Data excerpts
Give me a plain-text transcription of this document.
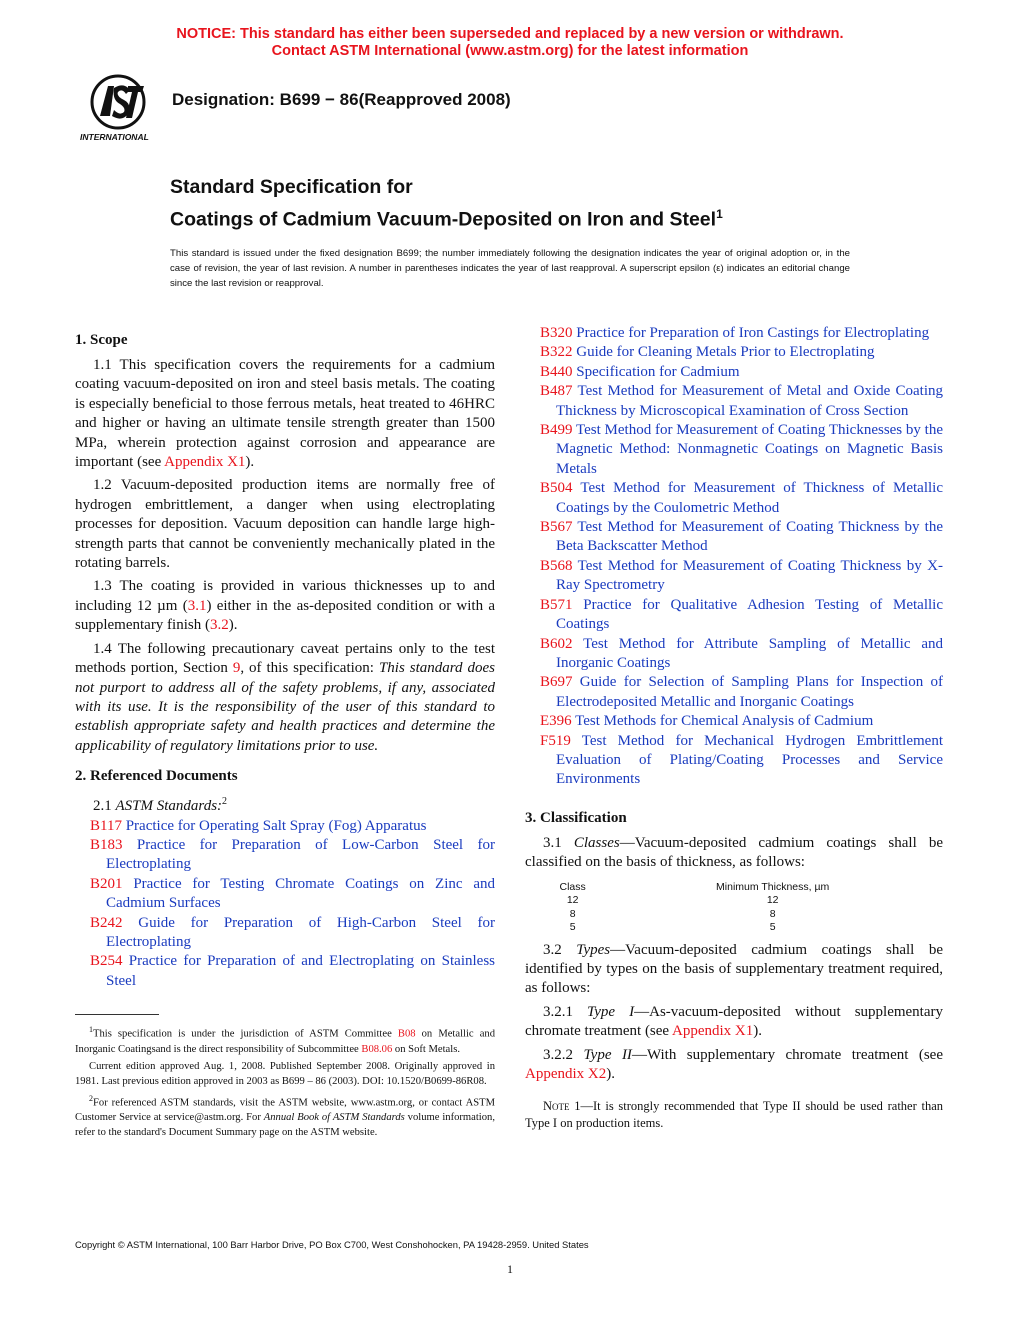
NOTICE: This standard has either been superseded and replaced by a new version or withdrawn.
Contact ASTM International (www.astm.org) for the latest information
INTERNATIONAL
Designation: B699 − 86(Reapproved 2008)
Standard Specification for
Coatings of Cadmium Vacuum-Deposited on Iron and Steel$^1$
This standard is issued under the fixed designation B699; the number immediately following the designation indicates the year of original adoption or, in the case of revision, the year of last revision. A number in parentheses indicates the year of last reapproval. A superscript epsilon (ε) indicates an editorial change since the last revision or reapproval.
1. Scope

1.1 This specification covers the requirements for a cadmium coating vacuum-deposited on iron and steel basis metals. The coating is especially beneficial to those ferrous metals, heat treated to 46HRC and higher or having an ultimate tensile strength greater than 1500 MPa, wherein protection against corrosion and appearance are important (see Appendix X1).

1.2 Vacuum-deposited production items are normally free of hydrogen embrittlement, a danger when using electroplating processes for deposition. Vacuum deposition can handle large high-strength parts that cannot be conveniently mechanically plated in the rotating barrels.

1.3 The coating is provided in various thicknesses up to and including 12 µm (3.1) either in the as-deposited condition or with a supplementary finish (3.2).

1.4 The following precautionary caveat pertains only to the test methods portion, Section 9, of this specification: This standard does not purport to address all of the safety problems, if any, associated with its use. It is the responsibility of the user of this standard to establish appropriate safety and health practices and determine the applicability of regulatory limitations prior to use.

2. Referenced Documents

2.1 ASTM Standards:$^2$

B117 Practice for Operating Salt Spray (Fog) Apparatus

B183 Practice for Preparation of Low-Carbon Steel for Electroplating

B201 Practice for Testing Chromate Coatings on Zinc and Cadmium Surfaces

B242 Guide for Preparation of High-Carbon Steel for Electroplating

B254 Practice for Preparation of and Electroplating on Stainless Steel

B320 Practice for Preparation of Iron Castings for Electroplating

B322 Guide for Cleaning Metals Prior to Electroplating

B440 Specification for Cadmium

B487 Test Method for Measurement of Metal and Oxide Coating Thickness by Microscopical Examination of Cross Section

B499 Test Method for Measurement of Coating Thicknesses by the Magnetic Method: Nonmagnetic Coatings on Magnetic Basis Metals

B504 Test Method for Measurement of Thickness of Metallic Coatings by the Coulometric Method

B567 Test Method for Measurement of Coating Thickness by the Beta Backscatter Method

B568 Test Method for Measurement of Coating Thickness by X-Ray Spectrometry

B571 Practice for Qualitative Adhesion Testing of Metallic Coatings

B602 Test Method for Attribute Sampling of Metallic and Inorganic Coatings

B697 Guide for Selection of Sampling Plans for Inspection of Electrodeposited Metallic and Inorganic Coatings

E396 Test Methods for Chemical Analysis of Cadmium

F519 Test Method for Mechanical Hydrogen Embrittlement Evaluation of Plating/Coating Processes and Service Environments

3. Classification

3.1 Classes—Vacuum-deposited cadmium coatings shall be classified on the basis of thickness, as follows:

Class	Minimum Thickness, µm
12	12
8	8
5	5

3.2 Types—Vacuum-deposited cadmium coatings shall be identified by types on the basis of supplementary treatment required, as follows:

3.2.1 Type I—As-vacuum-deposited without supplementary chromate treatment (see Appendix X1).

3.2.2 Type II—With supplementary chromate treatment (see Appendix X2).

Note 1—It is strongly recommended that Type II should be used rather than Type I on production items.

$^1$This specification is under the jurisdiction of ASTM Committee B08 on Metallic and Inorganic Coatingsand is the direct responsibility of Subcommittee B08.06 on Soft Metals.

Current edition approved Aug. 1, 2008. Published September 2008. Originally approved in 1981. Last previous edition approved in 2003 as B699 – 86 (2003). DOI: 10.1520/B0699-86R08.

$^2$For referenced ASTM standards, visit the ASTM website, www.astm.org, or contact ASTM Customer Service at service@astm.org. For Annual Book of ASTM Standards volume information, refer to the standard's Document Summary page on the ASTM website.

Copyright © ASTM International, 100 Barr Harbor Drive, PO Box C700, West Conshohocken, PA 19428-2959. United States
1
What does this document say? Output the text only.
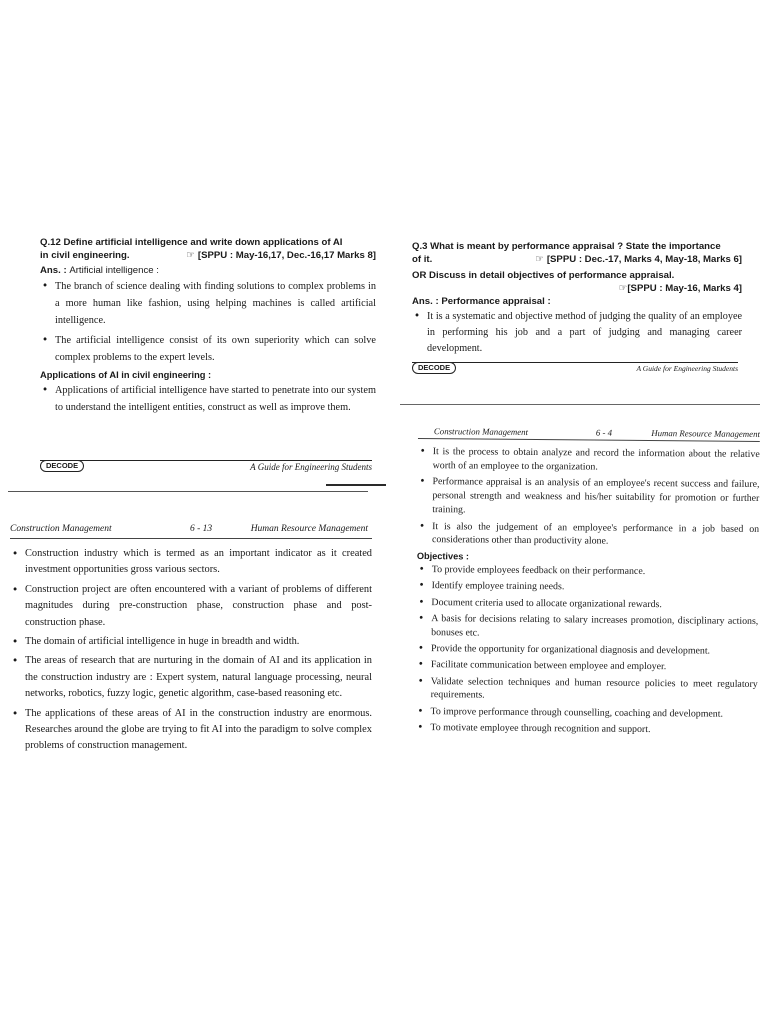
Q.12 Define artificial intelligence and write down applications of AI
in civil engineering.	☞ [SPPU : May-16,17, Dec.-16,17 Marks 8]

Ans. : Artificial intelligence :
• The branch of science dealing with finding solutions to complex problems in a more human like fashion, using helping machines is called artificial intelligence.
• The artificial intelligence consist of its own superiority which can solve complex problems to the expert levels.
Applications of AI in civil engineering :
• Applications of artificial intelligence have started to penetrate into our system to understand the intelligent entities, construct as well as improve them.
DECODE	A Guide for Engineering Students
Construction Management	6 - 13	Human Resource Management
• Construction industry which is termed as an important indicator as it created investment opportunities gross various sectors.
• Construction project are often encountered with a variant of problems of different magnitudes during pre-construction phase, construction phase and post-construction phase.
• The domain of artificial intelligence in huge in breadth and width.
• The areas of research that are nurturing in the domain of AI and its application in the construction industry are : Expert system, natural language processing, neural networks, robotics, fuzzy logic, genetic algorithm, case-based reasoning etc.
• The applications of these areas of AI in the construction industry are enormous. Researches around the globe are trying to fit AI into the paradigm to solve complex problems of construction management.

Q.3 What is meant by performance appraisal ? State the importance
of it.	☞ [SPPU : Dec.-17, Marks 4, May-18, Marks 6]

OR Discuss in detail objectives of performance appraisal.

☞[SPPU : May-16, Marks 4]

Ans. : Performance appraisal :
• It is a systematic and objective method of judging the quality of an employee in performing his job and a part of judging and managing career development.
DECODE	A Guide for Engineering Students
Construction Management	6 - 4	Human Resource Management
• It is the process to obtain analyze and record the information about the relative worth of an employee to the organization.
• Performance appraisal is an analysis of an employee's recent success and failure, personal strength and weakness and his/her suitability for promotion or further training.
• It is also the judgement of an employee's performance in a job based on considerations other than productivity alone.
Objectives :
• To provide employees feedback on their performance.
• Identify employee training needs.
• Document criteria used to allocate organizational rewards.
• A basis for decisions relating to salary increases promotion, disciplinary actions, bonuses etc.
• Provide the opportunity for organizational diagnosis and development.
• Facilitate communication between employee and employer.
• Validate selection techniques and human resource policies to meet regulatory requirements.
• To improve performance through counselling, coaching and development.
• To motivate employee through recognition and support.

...

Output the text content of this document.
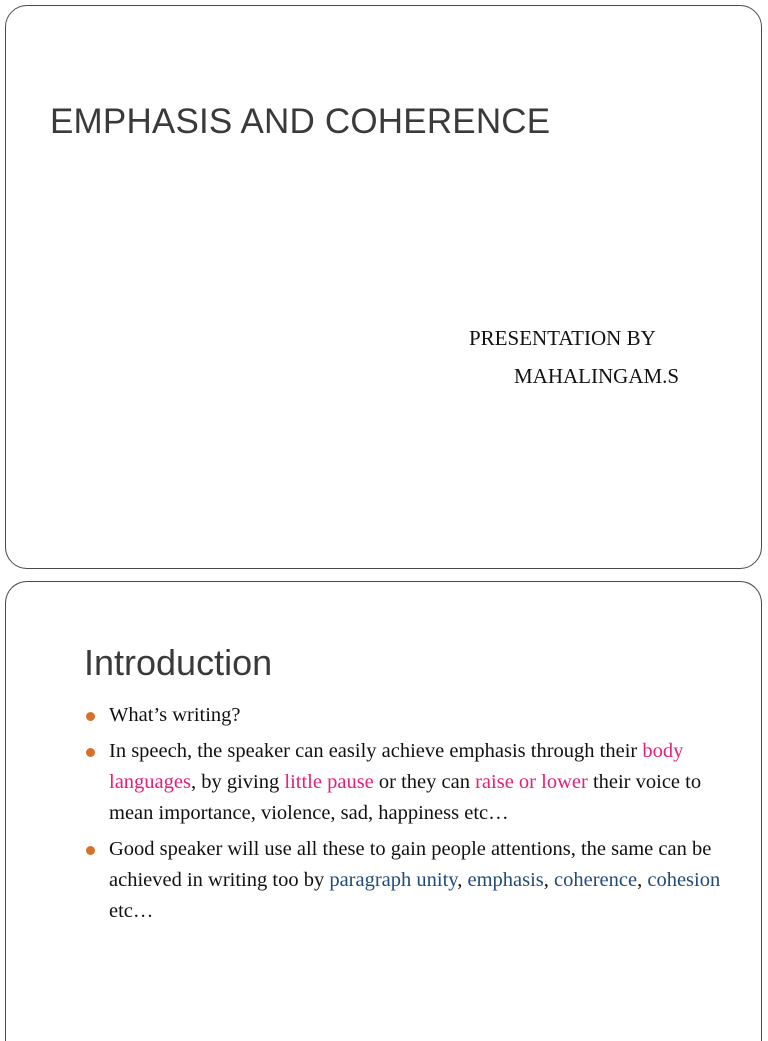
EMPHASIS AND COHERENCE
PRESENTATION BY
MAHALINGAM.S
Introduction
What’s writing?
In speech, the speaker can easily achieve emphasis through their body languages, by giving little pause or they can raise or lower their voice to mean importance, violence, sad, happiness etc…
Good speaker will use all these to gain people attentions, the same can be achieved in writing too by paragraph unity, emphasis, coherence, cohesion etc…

--

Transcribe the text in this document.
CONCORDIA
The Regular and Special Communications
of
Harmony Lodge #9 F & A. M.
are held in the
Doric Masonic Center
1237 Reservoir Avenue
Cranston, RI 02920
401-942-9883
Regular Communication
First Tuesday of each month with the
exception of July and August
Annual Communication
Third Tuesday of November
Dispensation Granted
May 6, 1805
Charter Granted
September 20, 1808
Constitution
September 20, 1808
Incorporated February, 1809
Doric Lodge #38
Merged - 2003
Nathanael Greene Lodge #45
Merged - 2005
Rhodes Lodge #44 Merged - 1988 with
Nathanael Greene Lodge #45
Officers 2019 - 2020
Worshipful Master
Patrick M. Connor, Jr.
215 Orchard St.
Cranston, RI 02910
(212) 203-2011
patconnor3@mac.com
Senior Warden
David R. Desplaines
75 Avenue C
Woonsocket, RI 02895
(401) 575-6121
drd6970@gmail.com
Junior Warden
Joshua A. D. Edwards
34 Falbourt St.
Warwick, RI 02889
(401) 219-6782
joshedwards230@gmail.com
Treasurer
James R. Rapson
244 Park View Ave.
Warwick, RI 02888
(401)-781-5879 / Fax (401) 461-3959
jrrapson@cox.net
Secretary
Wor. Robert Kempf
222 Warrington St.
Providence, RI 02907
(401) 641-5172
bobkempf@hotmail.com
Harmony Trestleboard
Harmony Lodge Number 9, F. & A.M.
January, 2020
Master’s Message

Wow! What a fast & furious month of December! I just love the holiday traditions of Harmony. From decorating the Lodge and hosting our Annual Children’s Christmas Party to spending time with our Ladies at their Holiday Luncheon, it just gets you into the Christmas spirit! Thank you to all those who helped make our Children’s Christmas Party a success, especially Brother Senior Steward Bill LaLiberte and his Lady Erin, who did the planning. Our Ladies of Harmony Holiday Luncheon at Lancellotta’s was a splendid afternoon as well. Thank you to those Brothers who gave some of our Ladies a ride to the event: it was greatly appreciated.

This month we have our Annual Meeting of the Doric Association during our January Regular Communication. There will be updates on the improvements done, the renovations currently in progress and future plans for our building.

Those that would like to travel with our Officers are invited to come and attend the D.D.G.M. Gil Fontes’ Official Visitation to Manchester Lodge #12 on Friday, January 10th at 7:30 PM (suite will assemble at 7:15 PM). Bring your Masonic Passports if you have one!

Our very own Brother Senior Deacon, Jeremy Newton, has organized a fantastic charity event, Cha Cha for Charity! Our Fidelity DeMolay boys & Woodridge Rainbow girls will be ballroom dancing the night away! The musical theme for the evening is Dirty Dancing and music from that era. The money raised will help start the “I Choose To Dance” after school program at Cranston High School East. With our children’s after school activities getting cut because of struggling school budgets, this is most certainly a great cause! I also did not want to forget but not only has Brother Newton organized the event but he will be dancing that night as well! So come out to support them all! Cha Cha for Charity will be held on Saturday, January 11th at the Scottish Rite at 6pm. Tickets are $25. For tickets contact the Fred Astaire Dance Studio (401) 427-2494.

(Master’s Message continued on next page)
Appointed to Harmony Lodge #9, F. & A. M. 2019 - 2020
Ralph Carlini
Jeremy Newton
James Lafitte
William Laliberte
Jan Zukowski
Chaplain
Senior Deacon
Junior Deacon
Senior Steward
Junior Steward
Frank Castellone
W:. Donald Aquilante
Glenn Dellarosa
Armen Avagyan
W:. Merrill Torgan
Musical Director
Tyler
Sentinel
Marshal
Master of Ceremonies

Task objective
Among the lines above, how many contain the string "text"? State the number alone.

Exercise result
4